**Task objective:**
Below is a block of data; give all of it again word for word.

********************

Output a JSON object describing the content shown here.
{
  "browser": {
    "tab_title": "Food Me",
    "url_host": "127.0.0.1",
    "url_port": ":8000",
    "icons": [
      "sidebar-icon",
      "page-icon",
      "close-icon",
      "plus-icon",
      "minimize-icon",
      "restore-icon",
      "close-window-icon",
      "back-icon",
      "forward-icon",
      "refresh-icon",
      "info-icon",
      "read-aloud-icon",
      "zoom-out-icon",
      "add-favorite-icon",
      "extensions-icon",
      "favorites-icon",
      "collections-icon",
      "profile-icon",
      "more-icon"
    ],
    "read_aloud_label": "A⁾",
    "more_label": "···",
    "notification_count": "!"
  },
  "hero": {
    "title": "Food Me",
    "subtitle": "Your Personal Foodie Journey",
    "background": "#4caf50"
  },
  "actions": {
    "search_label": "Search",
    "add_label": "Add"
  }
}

********************

**Response to this task:**
Output a JSON object describing the content shown here.
{
  "browser": {
    "tab_title": "Food Me",
    "url_host": "127.0.0.1",
    "url_port": ":8000",
    "icons": [
      "sidebar-icon",
      "page-icon",
      "close-icon",
      "plus-icon",
      "minimize-icon",
      "restore-icon",
      "close-window-icon",
      "back-icon",
      "forward-icon",
      "refresh-icon",
      "info-icon",
      "read-aloud-icon",
      "zoom-out-icon",
      "add-favorite-icon",
      "extensions-icon",
      "favorites-icon",
      "collections-icon",
      "profile-icon",
      "more-icon"
    ],
    "read_aloud_label": "A⁾",
    "more_label": "···",
    "notification_count": "!"
  },
  "hero": {
    "title": "Food Me",
    "subtitle": "Your Personal Foodie Journey",
    "background": "#4caf50"
  },
  "actions": {
    "search_label": "Search",
    "add_label": "Add"
  }
}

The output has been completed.